### WHAT YOU HAVE TO DO:
Copy every line of the listing that holds the string "image".
▽
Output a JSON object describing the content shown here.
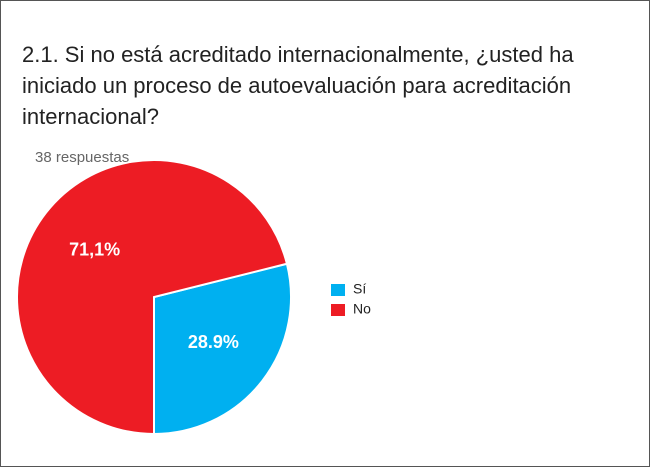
{
  "chart_data": {
    "type": "pie",
    "title": "2.1. Si no está acreditado internacionalmente, ¿usted ha iniciado un proceso de autoevaluación para acreditación internacional?",
    "subtitle": "38 respuestas",
    "categories": [
      "Sí",
      "No"
    ],
    "values": [
      28.9,
      71.1
    ],
    "value_labels": [
      "28.9%",
      "71,1%"
    ],
    "colors": [
      "#00b0f0",
      "#ed1c24"
    ]
  }
}
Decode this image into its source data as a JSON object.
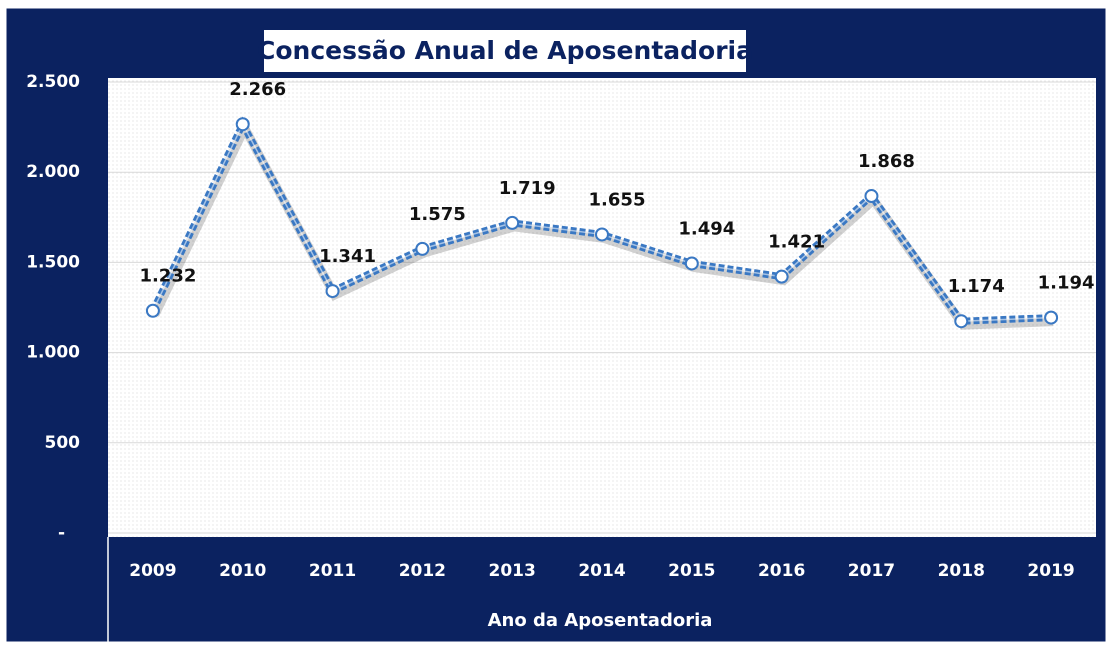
{
  "chart_data": {
    "type": "line",
    "title": "Concessão Anual de Aposentadoria",
    "x_label": "Ano da Aposentadoria",
    "categories": [
      "2009",
      "2010",
      "2011",
      "2012",
      "2013",
      "2014",
      "2015",
      "2016",
      "2017",
      "2018",
      "2019"
    ],
    "series": [
      {
        "name": "Concessão Anual de Aposentadoria",
        "color": "#3a78c3",
        "values": [
          1232,
          2266,
          1341,
          1575,
          1719,
          1655,
          1494,
          1421,
          1868,
          1174,
          1194
        ],
        "value_labels": [
          "1.232",
          "2.266",
          "1.341",
          "1.575",
          "1.719",
          "1.655",
          "1.494",
          "1.421",
          "1.868",
          "1.174",
          "1.194"
        ]
      }
    ],
    "ylim": [
      0,
      2500
    ],
    "yticks": [
      {
        "value": 0,
        "label": "-"
      },
      500,
      {
        "value": 1000,
        "label": "1.000"
      },
      {
        "value": 1500,
        "label": "1.500"
      },
      {
        "value": 2000,
        "label": "2.000"
      },
      {
        "value": 2500,
        "label": "2.500"
      }
    ],
    "grid": true
  }
}
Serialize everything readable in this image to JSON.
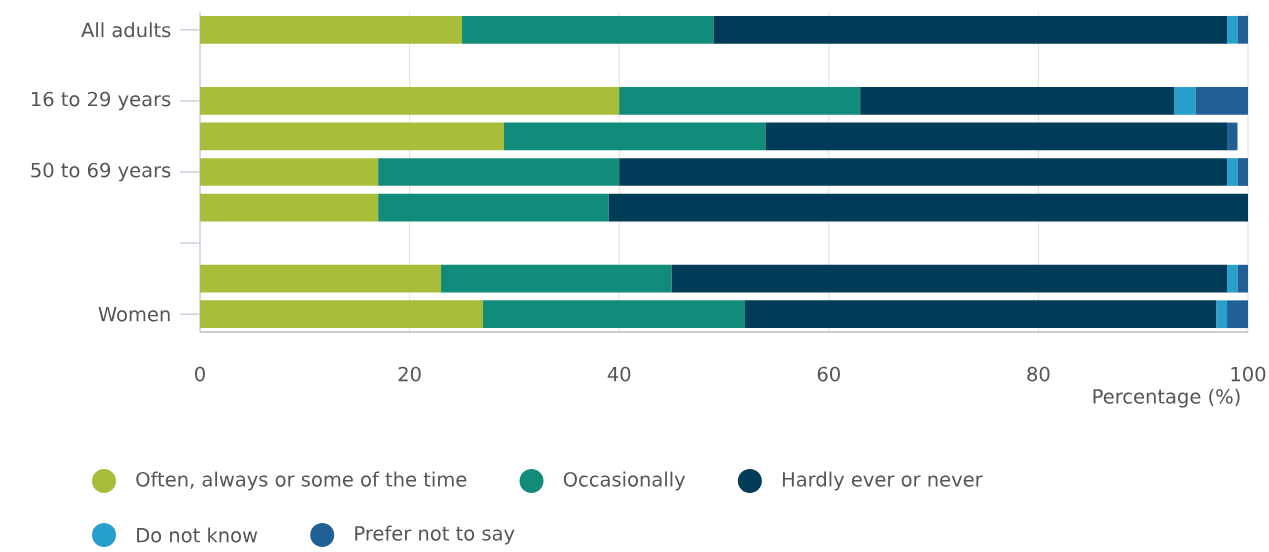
{
  "chart_data": {
    "type": "bar",
    "orientation": "horizontal",
    "stacked": true,
    "categories": [
      "All adults",
      null,
      "16 to 29 years",
      null,
      "50 to 69 years",
      null,
      null,
      null,
      "Women"
    ],
    "series": [
      {
        "name": "Often, always or some of the time",
        "color": "#a8bd3a",
        "values": [
          25,
          null,
          40,
          29,
          17,
          17,
          null,
          23,
          27
        ]
      },
      {
        "name": "Occasionally",
        "color": "#118c7b",
        "values": [
          24,
          null,
          23,
          25,
          23,
          22,
          null,
          22,
          25
        ]
      },
      {
        "name": "Hardly ever or never",
        "color": "#003c57",
        "values": [
          49,
          null,
          30,
          44,
          58,
          61,
          null,
          53,
          45
        ]
      },
      {
        "name": "Do not know",
        "color": "#27a0cc",
        "values": [
          1,
          null,
          2,
          null,
          1,
          null,
          null,
          1,
          1
        ]
      },
      {
        "name": "Prefer not to say",
        "color": "#206095",
        "values": [
          1,
          null,
          5,
          1,
          1,
          null,
          null,
          1,
          2
        ]
      }
    ],
    "xlabel": "Percentage (%)",
    "xlim": [
      0,
      100
    ],
    "xticks": [
      0,
      20,
      40,
      60,
      80,
      100
    ],
    "grid": "x",
    "legend": "bottom"
  }
}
△
### REPLY:
Decode this image into its source data as a JSON object.
Serialize everything readable in this image to JSON.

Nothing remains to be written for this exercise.